## Begin Records for this exercise

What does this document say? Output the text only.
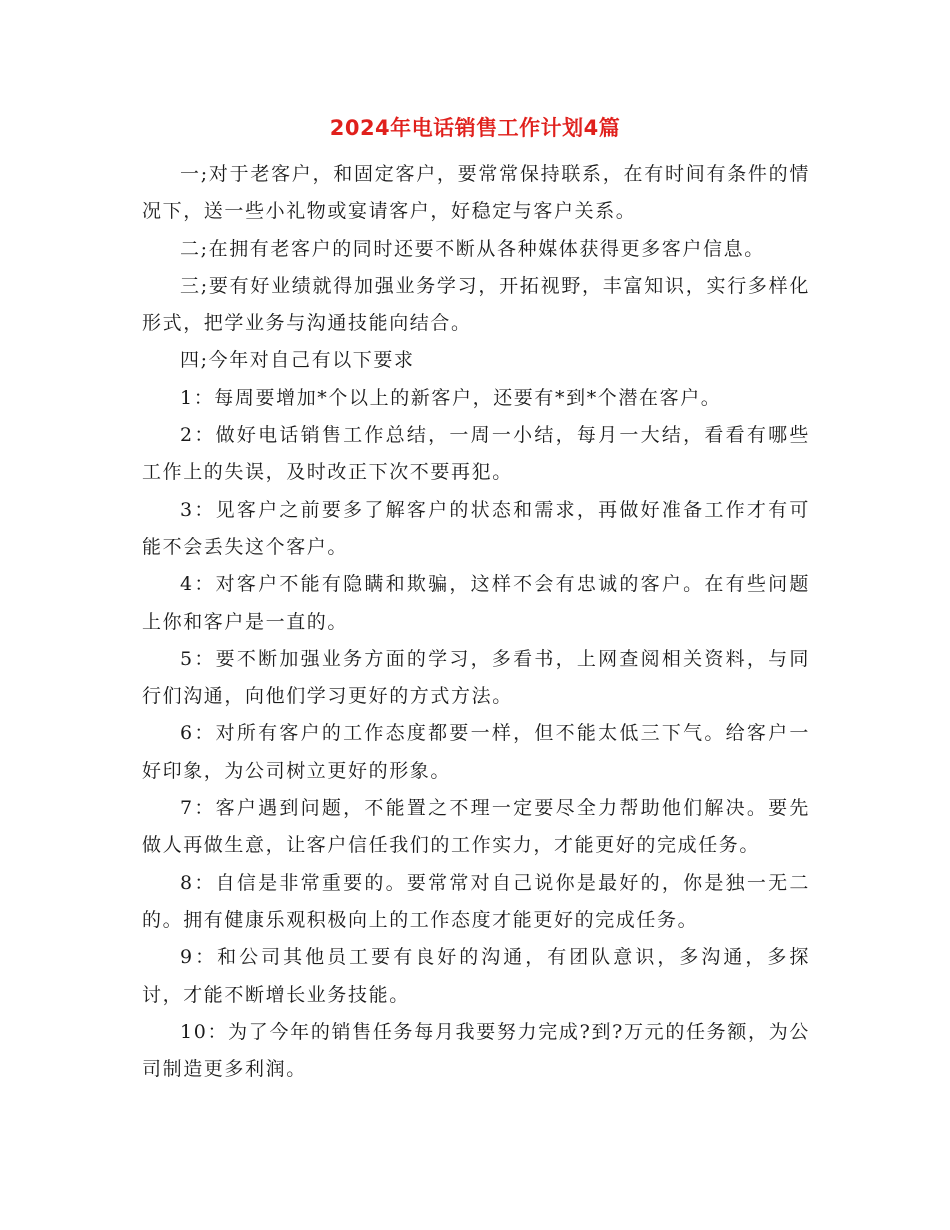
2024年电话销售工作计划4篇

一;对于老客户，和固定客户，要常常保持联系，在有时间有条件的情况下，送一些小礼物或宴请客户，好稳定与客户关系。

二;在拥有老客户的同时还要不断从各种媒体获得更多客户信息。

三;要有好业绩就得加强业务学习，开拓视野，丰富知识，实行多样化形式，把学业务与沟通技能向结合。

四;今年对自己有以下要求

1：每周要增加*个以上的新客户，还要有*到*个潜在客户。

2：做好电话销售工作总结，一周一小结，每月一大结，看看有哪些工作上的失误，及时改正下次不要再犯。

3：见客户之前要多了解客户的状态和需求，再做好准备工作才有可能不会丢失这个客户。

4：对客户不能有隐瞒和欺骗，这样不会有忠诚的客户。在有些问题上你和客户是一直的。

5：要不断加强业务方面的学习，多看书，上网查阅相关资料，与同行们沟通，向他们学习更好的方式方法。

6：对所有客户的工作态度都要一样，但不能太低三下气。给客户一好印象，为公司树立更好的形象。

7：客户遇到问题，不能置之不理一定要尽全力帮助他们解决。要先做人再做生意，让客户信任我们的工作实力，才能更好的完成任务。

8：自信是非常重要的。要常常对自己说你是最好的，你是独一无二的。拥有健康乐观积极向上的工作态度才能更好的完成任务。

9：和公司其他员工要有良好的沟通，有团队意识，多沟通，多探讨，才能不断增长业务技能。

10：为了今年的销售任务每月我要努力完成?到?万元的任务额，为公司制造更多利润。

## End Records for this exercise

**Problem details**
Output the full set of records above without changing a word, and drop the images.

**Expected output**
What does this document say? Output the text only.
2024年电话销售工作计划4篇

一;对于老客户，和固定客户，要常常保持联系，在有时间有条件的情况下，送一些小礼物或宴请客户，好稳定与客户关系。

二;在拥有老客户的同时还要不断从各种媒体获得更多客户信息。

三;要有好业绩就得加强业务学习，开拓视野，丰富知识，实行多样化形式，把学业务与沟通技能向结合。

四;今年对自己有以下要求

1：每周要增加*个以上的新客户，还要有*到*个潜在客户。

2：做好电话销售工作总结，一周一小结，每月一大结，看看有哪些工作上的失误，及时改正下次不要再犯。

3：见客户之前要多了解客户的状态和需求，再做好准备工作才有可能不会丢失这个客户。

4：对客户不能有隐瞒和欺骗，这样不会有忠诚的客户。在有些问题上你和客户是一直的。

5：要不断加强业务方面的学习，多看书，上网查阅相关资料，与同行们沟通，向他们学习更好的方式方法。

6：对所有客户的工作态度都要一样，但不能太低三下气。给客户一好印象，为公司树立更好的形象。

7：客户遇到问题，不能置之不理一定要尽全力帮助他们解决。要先做人再做生意，让客户信任我们的工作实力，才能更好的完成任务。

8：自信是非常重要的。要常常对自己说你是最好的，你是独一无二的。拥有健康乐观积极向上的工作态度才能更好的完成任务。

9：和公司其他员工要有良好的沟通，有团队意识，多沟通，多探讨，才能不断增长业务技能。

10：为了今年的销售任务每月我要努力完成?到?万元的任务额，为公司制造更多利润。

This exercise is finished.